-- WHAT YOU NEED TO DO --
Work out the number of lines with "content" in them. Reply with that number and no other words.

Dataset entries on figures
(begin)

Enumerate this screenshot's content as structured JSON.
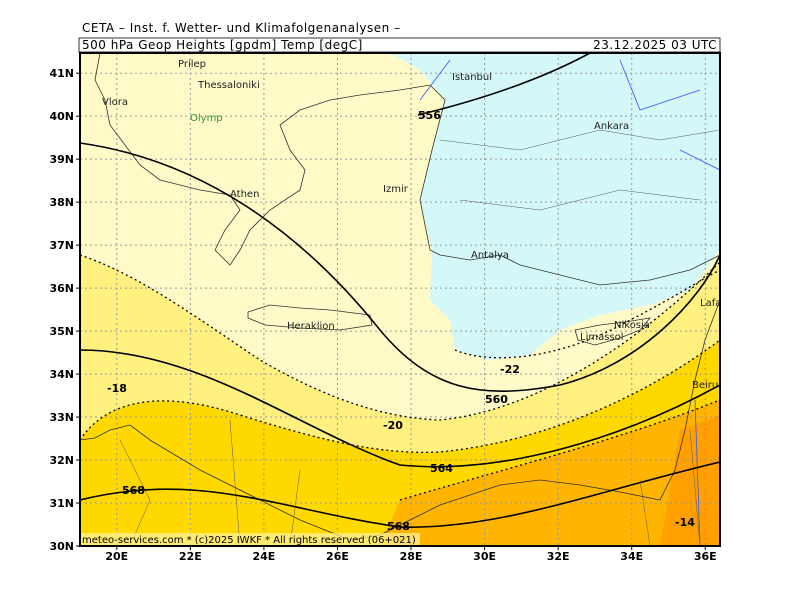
{
  "header": {
    "institute": "CETA – Inst. f. Wetter- und Klimafolgenanalysen –",
    "product": "500 hPa Geop Heights [gpdm] Temp [degC]",
    "valid": "23.12.2025 03 UTC"
  },
  "map": {
    "lon_range": [
      19,
      36.4
    ],
    "lat_range": [
      30,
      41.47
    ],
    "lon_ticks": [
      {
        "value": 20,
        "label": "20E"
      },
      {
        "value": 22,
        "label": "22E"
      },
      {
        "value": 24,
        "label": "24E"
      },
      {
        "value": 26,
        "label": "26E"
      },
      {
        "value": 28,
        "label": "28E"
      },
      {
        "value": 30,
        "label": "30E"
      },
      {
        "value": 32,
        "label": "32E"
      },
      {
        "value": 34,
        "label": "34E"
      },
      {
        "value": 36,
        "label": "36E"
      }
    ],
    "lat_ticks": [
      {
        "value": 30,
        "label": "30N"
      },
      {
        "value": 31,
        "label": "31N"
      },
      {
        "value": 32,
        "label": "32N"
      },
      {
        "value": 33,
        "label": "33N"
      },
      {
        "value": 34,
        "label": "34N"
      },
      {
        "value": 35,
        "label": "35N"
      },
      {
        "value": 36,
        "label": "36N"
      },
      {
        "value": 37,
        "label": "37N"
      },
      {
        "value": 38,
        "label": "38N"
      },
      {
        "value": 39,
        "label": "39N"
      },
      {
        "value": 40,
        "label": "40N"
      },
      {
        "value": 41,
        "label": "41N"
      }
    ],
    "height_labels": [
      556,
      560,
      564,
      568,
      568
    ],
    "temp_labels": [
      -18,
      -20,
      -22,
      -14
    ],
    "cities": [
      "Prilep",
      "Thessaloniki",
      "Vlora",
      "Olymp",
      "Athen",
      "Izmir",
      "Istanbul",
      "Ankara",
      "Antalya",
      "Heraklion",
      "Nikosia",
      "Limassol",
      "Lafakia",
      "Beiru"
    ]
  },
  "footer": "meteo-services.com * (c)2025 IWKF * All rights reserved (06+021)"
}
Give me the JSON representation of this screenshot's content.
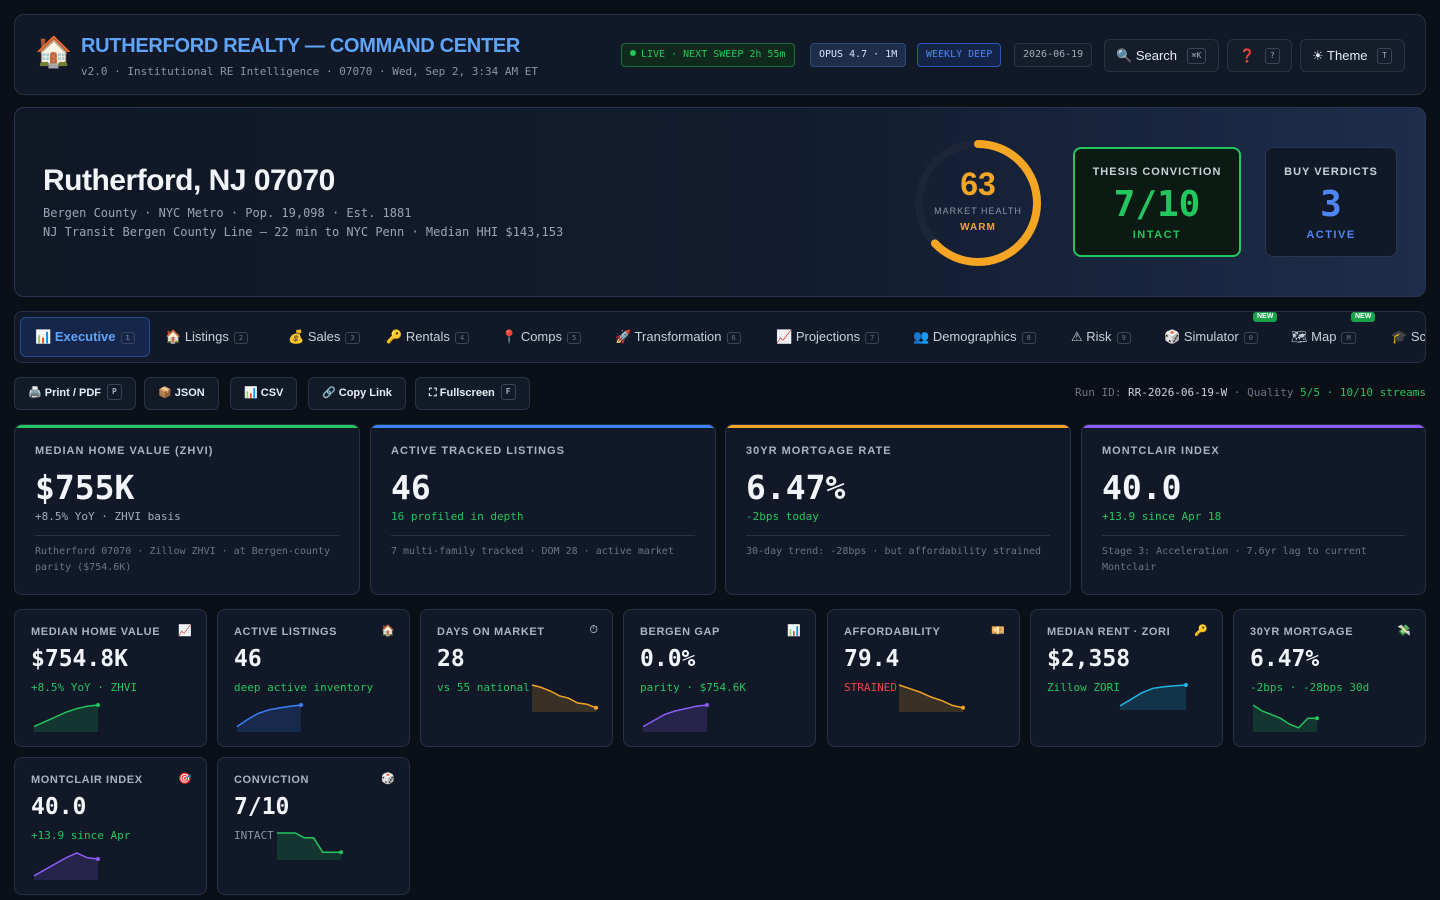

(end)

-- ANSWER TO THE PROBLEM --
2